Given instruction:
Check each line of the records for "true"; collect those that have it.

Entries provided:
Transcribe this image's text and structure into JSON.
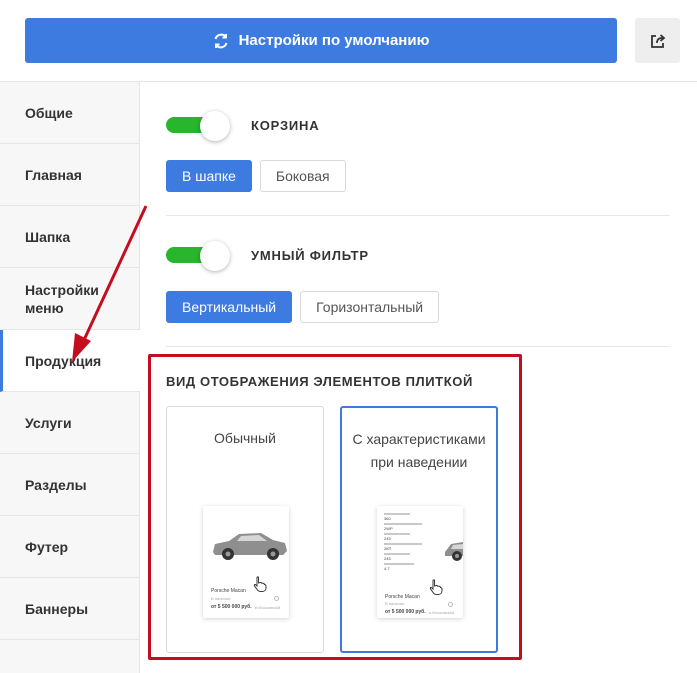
{
  "topbar": {
    "reset_label": "Настройки по умолчанию"
  },
  "sidebar": {
    "items": [
      {
        "label": "Общие"
      },
      {
        "label": "Главная"
      },
      {
        "label": "Шапка"
      },
      {
        "label": "Настройки меню"
      },
      {
        "label": "Продукция",
        "active": true
      },
      {
        "label": "Услуги"
      },
      {
        "label": "Разделы"
      },
      {
        "label": "Футер"
      },
      {
        "label": "Баннеры"
      }
    ]
  },
  "main": {
    "cart": {
      "label": "КОРЗИНА",
      "enabled": true,
      "options": [
        {
          "label": "В шапке",
          "active": true
        },
        {
          "label": "Боковая"
        }
      ]
    },
    "smart_filter": {
      "label": "УМНЫЙ ФИЛЬТР",
      "enabled": true,
      "options": [
        {
          "label": "Вертикальный",
          "active": true
        },
        {
          "label": "Горизонтальный"
        }
      ]
    },
    "tile_view": {
      "title": "ВИД ОТОБРАЖЕНИЯ ЭЛЕМЕНТОВ ПЛИТКОЙ",
      "cards": [
        {
          "title": "Обычный",
          "product_name": "Porsche Macan",
          "availability": "В наличии",
          "price": "от 5 500 000 руб.",
          "price_note": "в Московской"
        },
        {
          "title": "С характеристиками при наведении",
          "selected": true,
          "product_name": "Porsche Macan",
          "availability": "В наличии",
          "price": "от 5 500 000 руб.",
          "price_note": "в Московской",
          "specs": [
            "360",
            "2WP",
            "245",
            "2КП",
            "245",
            "4.7"
          ]
        }
      ]
    }
  },
  "colors": {
    "accent": "#3d7be0",
    "toggle_on": "#28b62c",
    "highlight": "#c40e20"
  }
}
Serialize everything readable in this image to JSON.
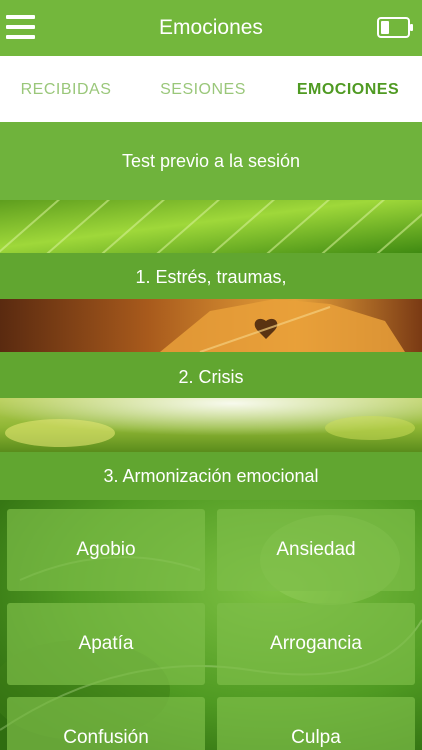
{
  "header": {
    "title": "Emociones",
    "menu_icon": "hamburger-menu-icon",
    "battery_icon": "battery-icon",
    "bar_color": "#73b73c"
  },
  "tabs": [
    {
      "label": "RECIBIDAS",
      "active": false
    },
    {
      "label": "SESIONES",
      "active": false
    },
    {
      "label": "EMOCIONES",
      "active": true
    }
  ],
  "sections": {
    "test": "Test previo a la sesión",
    "items": [
      {
        "label": "1. Estrés, traumas,",
        "image": "green-leaf"
      },
      {
        "label": "2. Crisis",
        "image": "autumn-leaf-heart"
      },
      {
        "label": "3. Armonización emocional",
        "image": "sunlit-grass"
      }
    ]
  },
  "emotions": [
    "Agobio",
    "Ansiedad",
    "Apatía",
    "Arrogancia",
    "Confusión",
    "Culpa"
  ],
  "colors": {
    "accent": "#73b73c",
    "tab_active": "#4f9a22",
    "tab_inactive": "#9ac77a"
  }
}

Task result:
        "active": true
      "enabled": true,
          "active": true
      "enabled": true,
          "active": true
          "selected": true,
      "active": true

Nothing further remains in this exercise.